=== Records from a dataset ===
-- begin --

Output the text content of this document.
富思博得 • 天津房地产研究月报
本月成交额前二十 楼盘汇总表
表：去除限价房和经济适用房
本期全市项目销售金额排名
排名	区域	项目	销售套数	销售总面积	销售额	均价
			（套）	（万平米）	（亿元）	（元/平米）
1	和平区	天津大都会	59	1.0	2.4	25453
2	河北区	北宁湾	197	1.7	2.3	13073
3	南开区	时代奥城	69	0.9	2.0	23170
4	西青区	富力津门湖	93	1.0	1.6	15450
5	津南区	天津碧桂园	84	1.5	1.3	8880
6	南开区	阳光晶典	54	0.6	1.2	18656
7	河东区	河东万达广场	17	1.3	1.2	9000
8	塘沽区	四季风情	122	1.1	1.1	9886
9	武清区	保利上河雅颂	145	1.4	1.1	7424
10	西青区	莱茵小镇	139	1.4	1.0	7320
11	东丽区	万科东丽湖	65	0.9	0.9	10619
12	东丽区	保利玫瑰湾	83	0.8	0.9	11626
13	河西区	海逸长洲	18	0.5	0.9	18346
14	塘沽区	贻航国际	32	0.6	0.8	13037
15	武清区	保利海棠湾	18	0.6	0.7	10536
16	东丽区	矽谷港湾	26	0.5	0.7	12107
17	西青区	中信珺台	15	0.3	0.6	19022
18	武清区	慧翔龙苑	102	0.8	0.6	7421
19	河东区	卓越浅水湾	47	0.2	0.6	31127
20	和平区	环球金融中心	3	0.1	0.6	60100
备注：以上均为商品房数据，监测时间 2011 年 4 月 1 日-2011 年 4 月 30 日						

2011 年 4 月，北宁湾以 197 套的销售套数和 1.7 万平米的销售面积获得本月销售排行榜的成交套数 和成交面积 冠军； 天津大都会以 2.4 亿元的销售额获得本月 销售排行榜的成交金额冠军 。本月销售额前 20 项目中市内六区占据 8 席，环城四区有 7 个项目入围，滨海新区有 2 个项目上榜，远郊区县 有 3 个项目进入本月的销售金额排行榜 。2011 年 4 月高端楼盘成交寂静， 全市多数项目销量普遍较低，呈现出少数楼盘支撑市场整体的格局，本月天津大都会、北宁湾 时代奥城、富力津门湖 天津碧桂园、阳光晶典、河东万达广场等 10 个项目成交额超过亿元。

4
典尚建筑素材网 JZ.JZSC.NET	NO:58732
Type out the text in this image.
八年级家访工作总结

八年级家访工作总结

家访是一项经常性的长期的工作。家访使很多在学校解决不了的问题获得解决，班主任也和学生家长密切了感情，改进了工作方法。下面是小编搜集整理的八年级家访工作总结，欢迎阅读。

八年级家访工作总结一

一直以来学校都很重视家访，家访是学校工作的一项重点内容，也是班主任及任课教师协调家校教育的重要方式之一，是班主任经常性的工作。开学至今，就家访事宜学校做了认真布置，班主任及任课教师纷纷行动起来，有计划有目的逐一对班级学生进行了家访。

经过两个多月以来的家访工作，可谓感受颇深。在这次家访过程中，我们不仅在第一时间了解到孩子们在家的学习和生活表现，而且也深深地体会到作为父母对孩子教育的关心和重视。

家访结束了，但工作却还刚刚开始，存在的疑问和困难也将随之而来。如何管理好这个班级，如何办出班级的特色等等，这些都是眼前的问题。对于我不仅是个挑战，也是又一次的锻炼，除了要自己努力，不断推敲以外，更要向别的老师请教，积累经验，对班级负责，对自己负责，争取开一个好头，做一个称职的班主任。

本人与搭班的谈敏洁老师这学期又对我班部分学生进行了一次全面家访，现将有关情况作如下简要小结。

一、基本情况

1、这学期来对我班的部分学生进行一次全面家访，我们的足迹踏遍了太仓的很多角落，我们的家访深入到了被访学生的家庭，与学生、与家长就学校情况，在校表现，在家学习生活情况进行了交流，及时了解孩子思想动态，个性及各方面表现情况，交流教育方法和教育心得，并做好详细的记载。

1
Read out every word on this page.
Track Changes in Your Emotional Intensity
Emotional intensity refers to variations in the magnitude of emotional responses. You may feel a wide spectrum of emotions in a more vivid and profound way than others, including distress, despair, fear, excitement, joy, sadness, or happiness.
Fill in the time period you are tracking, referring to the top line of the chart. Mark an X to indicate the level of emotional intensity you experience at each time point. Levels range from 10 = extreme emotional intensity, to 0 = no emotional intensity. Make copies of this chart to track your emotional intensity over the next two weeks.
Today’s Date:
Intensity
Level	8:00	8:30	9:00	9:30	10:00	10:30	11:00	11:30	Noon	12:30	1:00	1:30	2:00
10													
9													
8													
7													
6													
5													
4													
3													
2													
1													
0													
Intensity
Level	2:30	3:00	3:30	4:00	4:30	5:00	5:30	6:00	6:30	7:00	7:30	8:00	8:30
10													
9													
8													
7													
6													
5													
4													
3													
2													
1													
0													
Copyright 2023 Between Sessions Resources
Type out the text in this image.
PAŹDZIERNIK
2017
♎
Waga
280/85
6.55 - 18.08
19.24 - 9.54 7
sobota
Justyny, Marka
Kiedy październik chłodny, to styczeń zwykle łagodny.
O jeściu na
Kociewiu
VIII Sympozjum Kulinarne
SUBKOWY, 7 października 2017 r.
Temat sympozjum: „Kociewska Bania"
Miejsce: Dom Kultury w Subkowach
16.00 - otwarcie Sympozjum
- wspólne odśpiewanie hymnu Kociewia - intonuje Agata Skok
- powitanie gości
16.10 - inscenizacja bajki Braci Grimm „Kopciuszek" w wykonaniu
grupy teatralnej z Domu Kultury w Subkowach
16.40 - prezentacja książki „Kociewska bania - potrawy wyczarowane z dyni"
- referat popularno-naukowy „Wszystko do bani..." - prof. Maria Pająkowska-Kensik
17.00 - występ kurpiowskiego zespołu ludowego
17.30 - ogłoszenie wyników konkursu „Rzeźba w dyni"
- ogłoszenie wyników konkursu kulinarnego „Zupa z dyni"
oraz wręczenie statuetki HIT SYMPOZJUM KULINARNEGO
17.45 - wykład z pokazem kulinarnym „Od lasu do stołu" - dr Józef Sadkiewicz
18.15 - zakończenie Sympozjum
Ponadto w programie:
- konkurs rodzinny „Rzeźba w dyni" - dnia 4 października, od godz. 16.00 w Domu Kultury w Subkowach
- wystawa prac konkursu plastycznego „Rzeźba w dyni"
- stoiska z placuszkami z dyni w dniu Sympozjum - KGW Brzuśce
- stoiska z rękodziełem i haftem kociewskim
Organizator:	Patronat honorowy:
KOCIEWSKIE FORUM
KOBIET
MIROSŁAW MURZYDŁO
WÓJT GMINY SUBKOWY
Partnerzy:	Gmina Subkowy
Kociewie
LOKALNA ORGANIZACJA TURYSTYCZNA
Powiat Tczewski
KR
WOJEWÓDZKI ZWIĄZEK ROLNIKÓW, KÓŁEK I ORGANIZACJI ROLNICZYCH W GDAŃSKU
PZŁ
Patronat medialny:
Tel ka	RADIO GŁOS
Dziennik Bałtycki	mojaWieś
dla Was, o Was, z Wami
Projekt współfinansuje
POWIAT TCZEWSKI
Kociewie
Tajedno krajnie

-- end --

=== Problem to solve ===
Look through the material and copy each line that has "października".

=== Output below ===
SUBKOWY, 7 października 2017 r.
- konkurs rodzinny „Rzeźba w dyni" - dnia 4 października, od godz. 16.00 w Domu Kultury w Subkowach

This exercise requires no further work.